* **Problem to work on**
For the copy, please give all of the data again exactly and leave the pictures out.

═════ Exercise input

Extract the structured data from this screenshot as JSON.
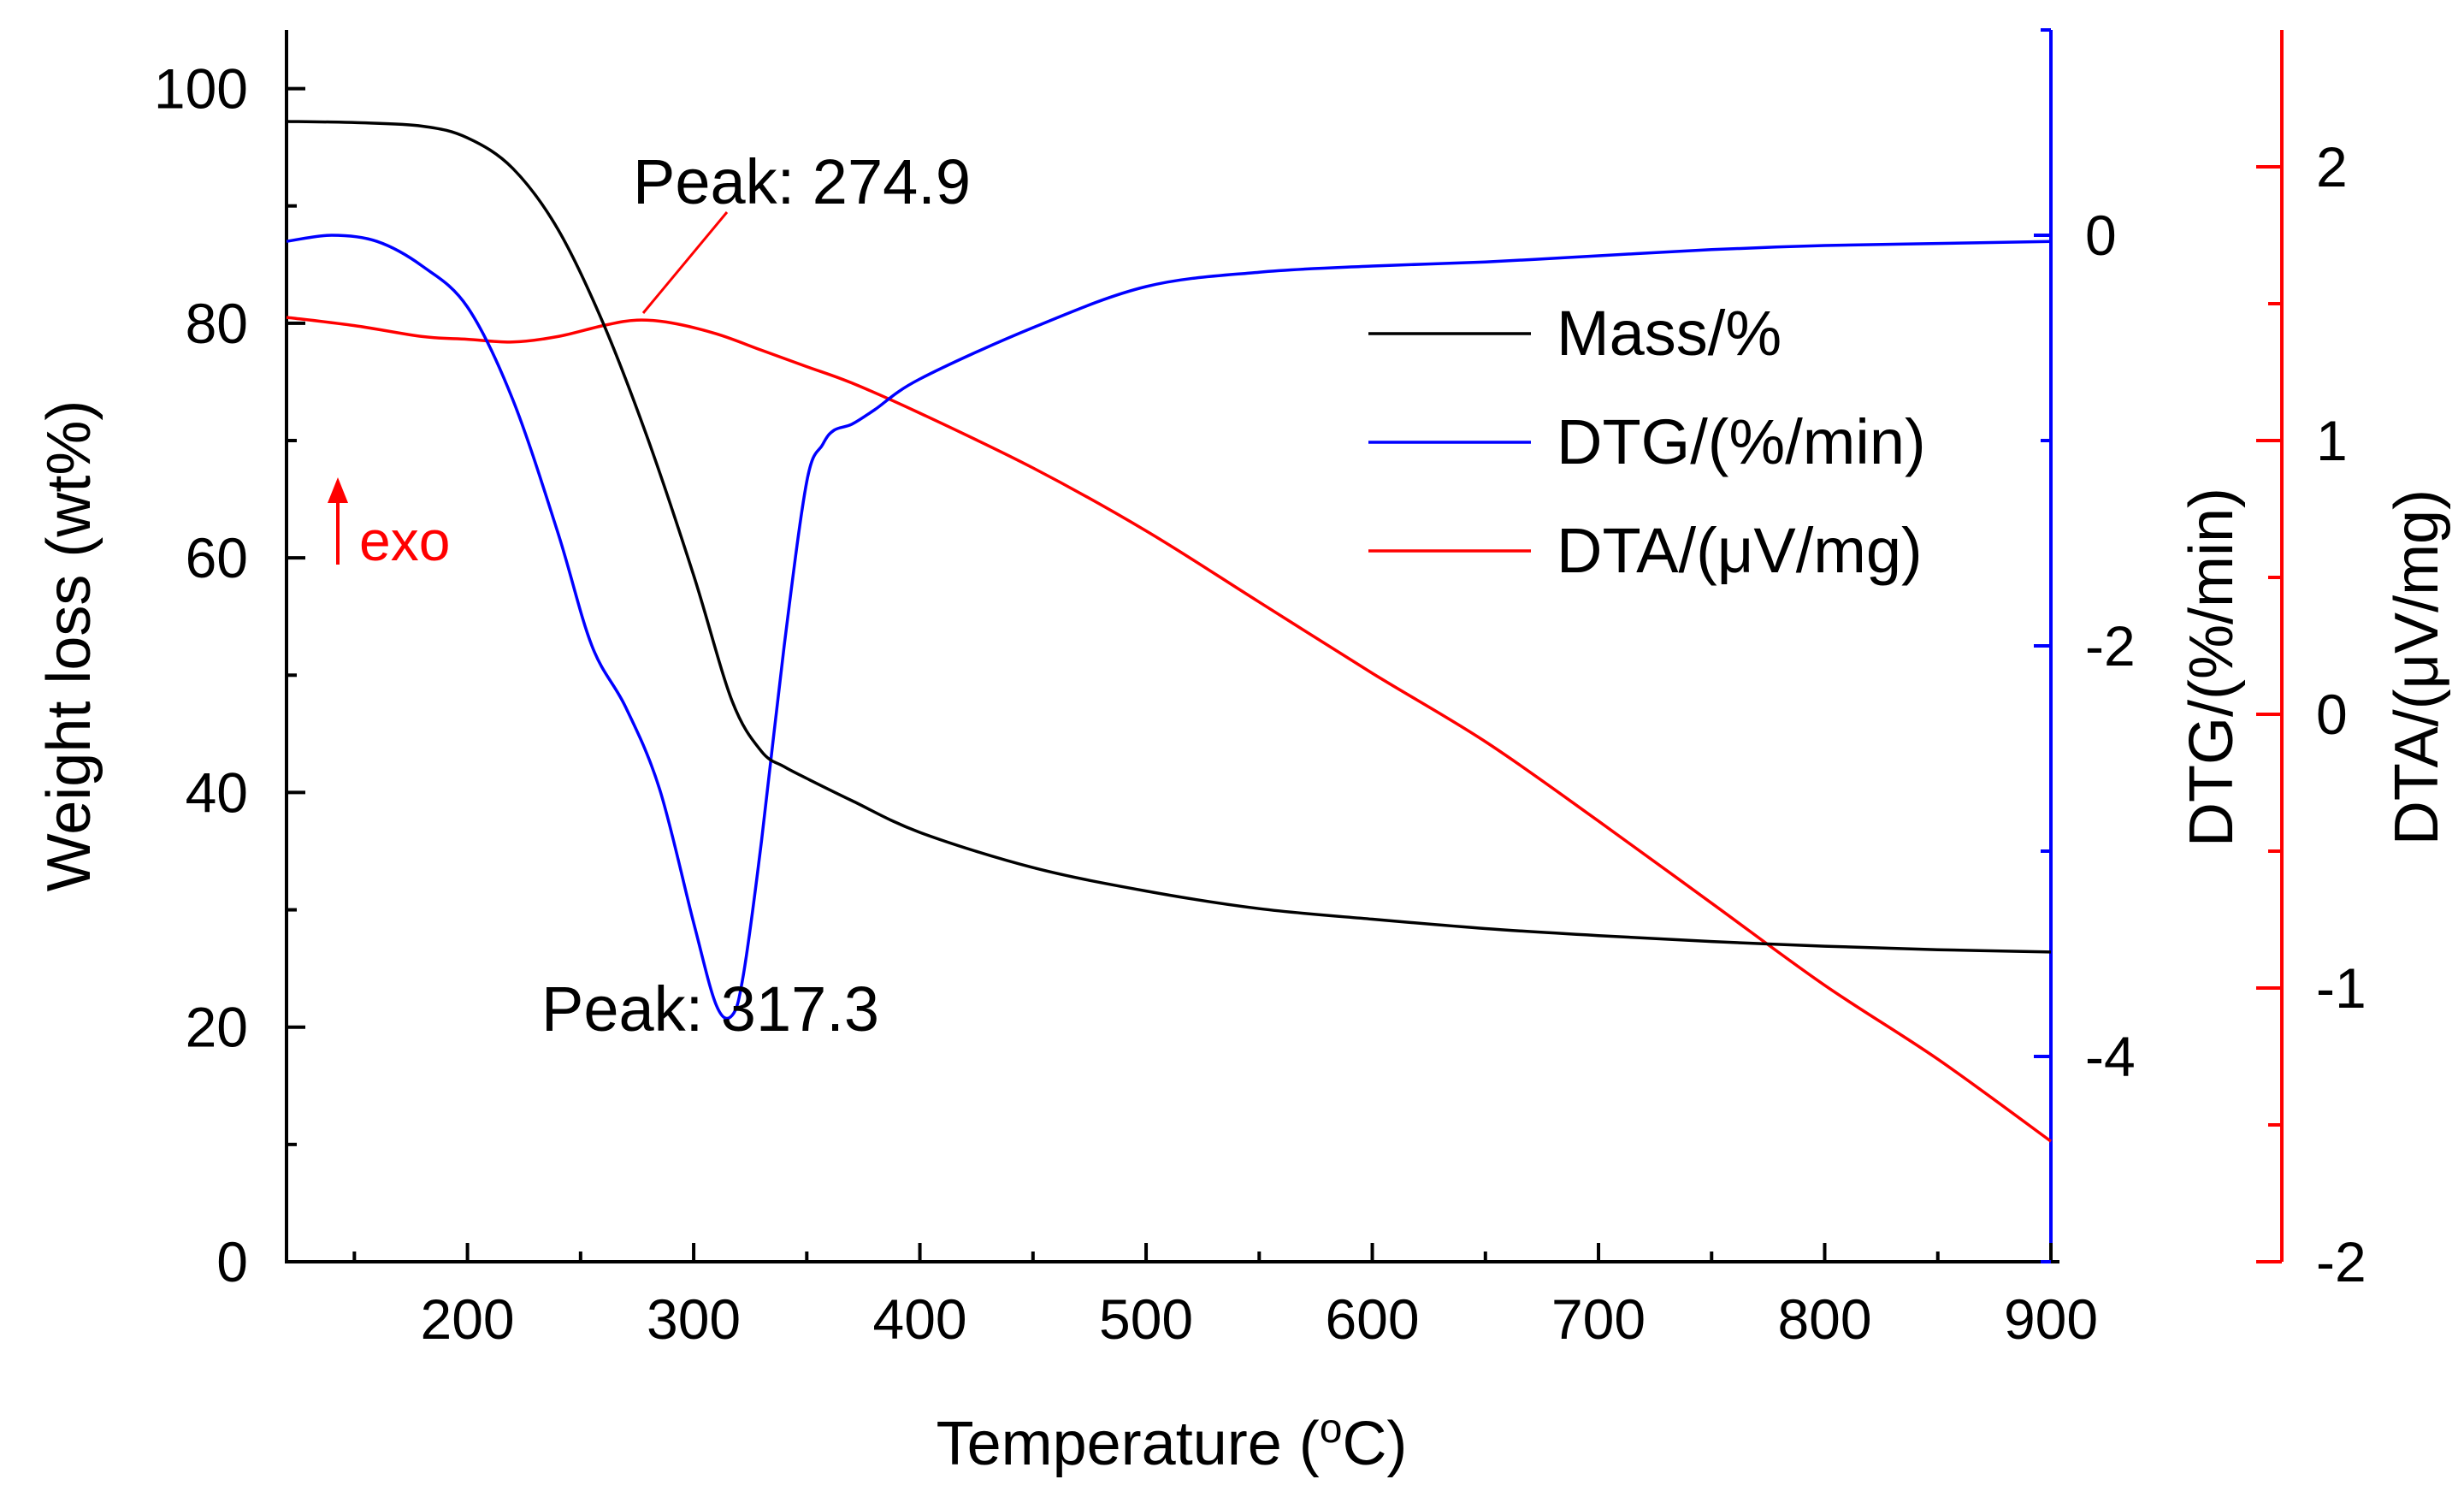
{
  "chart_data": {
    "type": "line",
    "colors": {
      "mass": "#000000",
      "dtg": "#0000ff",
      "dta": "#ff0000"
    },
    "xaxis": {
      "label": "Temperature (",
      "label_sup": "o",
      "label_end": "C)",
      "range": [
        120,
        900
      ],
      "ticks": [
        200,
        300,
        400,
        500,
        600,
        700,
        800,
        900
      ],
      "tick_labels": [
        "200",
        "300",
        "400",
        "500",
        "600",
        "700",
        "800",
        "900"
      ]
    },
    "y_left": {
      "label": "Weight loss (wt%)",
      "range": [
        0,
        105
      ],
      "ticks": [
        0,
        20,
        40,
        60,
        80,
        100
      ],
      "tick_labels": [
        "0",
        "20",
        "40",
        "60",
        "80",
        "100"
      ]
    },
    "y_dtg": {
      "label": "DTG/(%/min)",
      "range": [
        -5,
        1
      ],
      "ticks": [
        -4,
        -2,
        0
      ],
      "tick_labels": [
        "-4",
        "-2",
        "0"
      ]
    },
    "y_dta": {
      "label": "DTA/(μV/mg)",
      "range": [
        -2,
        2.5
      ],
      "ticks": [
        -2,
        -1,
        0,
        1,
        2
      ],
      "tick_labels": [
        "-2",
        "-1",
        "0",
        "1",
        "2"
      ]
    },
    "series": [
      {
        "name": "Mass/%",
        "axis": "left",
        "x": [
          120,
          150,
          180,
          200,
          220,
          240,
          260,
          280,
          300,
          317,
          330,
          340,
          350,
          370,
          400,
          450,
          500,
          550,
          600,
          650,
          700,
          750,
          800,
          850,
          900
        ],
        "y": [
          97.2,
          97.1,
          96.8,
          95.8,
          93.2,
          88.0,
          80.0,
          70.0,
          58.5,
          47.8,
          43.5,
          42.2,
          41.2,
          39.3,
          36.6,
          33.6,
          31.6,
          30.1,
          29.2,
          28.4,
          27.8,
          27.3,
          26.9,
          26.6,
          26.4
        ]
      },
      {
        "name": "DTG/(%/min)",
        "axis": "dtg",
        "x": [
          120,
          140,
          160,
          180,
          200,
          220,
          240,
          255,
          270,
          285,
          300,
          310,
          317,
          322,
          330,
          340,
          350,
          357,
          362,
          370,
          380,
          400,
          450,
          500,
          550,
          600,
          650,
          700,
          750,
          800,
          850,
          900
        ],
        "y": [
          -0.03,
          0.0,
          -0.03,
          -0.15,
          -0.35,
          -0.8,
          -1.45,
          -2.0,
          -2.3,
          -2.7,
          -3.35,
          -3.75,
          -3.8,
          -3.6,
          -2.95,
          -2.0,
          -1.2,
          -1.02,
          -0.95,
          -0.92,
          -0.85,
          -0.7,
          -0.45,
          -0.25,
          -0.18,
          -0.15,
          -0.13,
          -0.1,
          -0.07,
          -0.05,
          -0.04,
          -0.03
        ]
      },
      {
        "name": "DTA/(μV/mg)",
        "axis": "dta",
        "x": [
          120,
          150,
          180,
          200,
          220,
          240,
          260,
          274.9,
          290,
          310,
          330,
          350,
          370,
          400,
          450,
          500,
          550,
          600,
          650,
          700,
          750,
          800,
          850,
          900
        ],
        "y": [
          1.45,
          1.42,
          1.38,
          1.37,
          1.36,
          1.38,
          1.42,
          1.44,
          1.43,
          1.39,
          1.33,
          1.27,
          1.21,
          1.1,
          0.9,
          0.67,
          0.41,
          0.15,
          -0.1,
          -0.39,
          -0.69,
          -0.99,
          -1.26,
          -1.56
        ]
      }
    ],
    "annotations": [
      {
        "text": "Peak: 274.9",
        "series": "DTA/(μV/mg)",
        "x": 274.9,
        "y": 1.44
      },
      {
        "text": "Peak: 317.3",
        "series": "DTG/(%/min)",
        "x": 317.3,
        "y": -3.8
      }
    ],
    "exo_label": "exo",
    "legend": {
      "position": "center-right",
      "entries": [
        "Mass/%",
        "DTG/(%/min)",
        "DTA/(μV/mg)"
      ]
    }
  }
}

══════════

* **The output**
Extract the structured data from this screenshot as JSON.
{
  "chart_data": {
    "type": "line",
    "colors": {
      "mass": "#000000",
      "dtg": "#0000ff",
      "dta": "#ff0000"
    },
    "xaxis": {
      "label": "Temperature (",
      "label_sup": "o",
      "label_end": "C)",
      "range": [
        120,
        900
      ],
      "ticks": [
        200,
        300,
        400,
        500,
        600,
        700,
        800,
        900
      ],
      "tick_labels": [
        "200",
        "300",
        "400",
        "500",
        "600",
        "700",
        "800",
        "900"
      ]
    },
    "y_left": {
      "label": "Weight loss (wt%)",
      "range": [
        0,
        105
      ],
      "ticks": [
        0,
        20,
        40,
        60,
        80,
        100
      ],
      "tick_labels": [
        "0",
        "20",
        "40",
        "60",
        "80",
        "100"
      ]
    },
    "y_dtg": {
      "label": "DTG/(%/min)",
      "range": [
        -5,
        1
      ],
      "ticks": [
        -4,
        -2,
        0
      ],
      "tick_labels": [
        "-4",
        "-2",
        "0"
      ]
    },
    "y_dta": {
      "label": "DTA/(μV/mg)",
      "range": [
        -2,
        2.5
      ],
      "ticks": [
        -2,
        -1,
        0,
        1,
        2
      ],
      "tick_labels": [
        "-2",
        "-1",
        "0",
        "1",
        "2"
      ]
    },
    "series": [
      {
        "name": "Mass/%",
        "axis": "left",
        "x": [
          120,
          150,
          180,
          200,
          220,
          240,
          260,
          280,
          300,
          317,
          330,
          340,
          350,
          370,
          400,
          450,
          500,
          550,
          600,
          650,
          700,
          750,
          800,
          850,
          900
        ],
        "y": [
          97.2,
          97.1,
          96.8,
          95.8,
          93.2,
          88.0,
          80.0,
          70.0,
          58.5,
          47.8,
          43.5,
          42.2,
          41.2,
          39.3,
          36.6,
          33.6,
          31.6,
          30.1,
          29.2,
          28.4,
          27.8,
          27.3,
          26.9,
          26.6,
          26.4
        ]
      },
      {
        "name": "DTG/(%/min)",
        "axis": "dtg",
        "x": [
          120,
          140,
          160,
          180,
          200,
          220,
          240,
          255,
          270,
          285,
          300,
          310,
          317,
          322,
          330,
          340,
          350,
          357,
          362,
          370,
          380,
          400,
          450,
          500,
          550,
          600,
          650,
          700,
          750,
          800,
          850,
          900
        ],
        "y": [
          -0.03,
          0.0,
          -0.03,
          -0.15,
          -0.35,
          -0.8,
          -1.45,
          -2.0,
          -2.3,
          -2.7,
          -3.35,
          -3.75,
          -3.8,
          -3.6,
          -2.95,
          -2.0,
          -1.2,
          -1.02,
          -0.95,
          -0.92,
          -0.85,
          -0.7,
          -0.45,
          -0.25,
          -0.18,
          -0.15,
          -0.13,
          -0.1,
          -0.07,
          -0.05,
          -0.04,
          -0.03
        ]
      },
      {
        "name": "DTA/(μV/mg)",
        "axis": "dta",
        "x": [
          120,
          150,
          180,
          200,
          220,
          240,
          260,
          274.9,
          290,
          310,
          330,
          350,
          370,
          400,
          450,
          500,
          550,
          600,
          650,
          700,
          750,
          800,
          850,
          900
        ],
        "y": [
          1.45,
          1.42,
          1.38,
          1.37,
          1.36,
          1.38,
          1.42,
          1.44,
          1.43,
          1.39,
          1.33,
          1.27,
          1.21,
          1.1,
          0.9,
          0.67,
          0.41,
          0.15,
          -0.1,
          -0.39,
          -0.69,
          -0.99,
          -1.26,
          -1.56
        ]
      }
    ],
    "annotations": [
      {
        "text": "Peak: 274.9",
        "series": "DTA/(μV/mg)",
        "x": 274.9,
        "y": 1.44
      },
      {
        "text": "Peak: 317.3",
        "series": "DTG/(%/min)",
        "x": 317.3,
        "y": -3.8
      }
    ],
    "exo_label": "exo",
    "legend": {
      "position": "center-right",
      "entries": [
        "Mass/%",
        "DTG/(%/min)",
        "DTA/(μV/mg)"
      ]
    }
  }
}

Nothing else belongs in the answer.